In this exercise, reproduce all the entries that follow exactly.

# Entries supplied start

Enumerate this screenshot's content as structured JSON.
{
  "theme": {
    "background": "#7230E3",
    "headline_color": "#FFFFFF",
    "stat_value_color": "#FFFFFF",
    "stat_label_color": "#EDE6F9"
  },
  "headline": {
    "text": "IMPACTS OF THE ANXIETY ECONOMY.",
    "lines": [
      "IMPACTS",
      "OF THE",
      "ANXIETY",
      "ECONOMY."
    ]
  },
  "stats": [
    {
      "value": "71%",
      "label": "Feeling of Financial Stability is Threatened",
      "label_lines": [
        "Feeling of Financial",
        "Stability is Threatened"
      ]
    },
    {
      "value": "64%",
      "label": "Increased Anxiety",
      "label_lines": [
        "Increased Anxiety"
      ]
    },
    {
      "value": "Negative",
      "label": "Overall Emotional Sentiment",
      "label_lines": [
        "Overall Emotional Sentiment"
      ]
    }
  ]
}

# Entries supplied end

• Solution to this task
Enumerate this screenshot's content as structured JSON.
{
  "theme": {
    "background": "#7230E3",
    "headline_color": "#FFFFFF",
    "stat_value_color": "#FFFFFF",
    "stat_label_color": "#EDE6F9"
  },
  "headline": {
    "text": "IMPACTS OF THE ANXIETY ECONOMY.",
    "lines": [
      "IMPACTS",
      "OF THE",
      "ANXIETY",
      "ECONOMY."
    ]
  },
  "stats": [
    {
      "value": "71%",
      "label": "Feeling of Financial Stability is Threatened",
      "label_lines": [
        "Feeling of Financial",
        "Stability is Threatened"
      ]
    },
    {
      "value": "64%",
      "label": "Increased Anxiety",
      "label_lines": [
        "Increased Anxiety"
      ]
    },
    {
      "value": "Negative",
      "label": "Overall Emotional Sentiment",
      "label_lines": [
        "Overall Emotional Sentiment"
      ]
    }
  ]
}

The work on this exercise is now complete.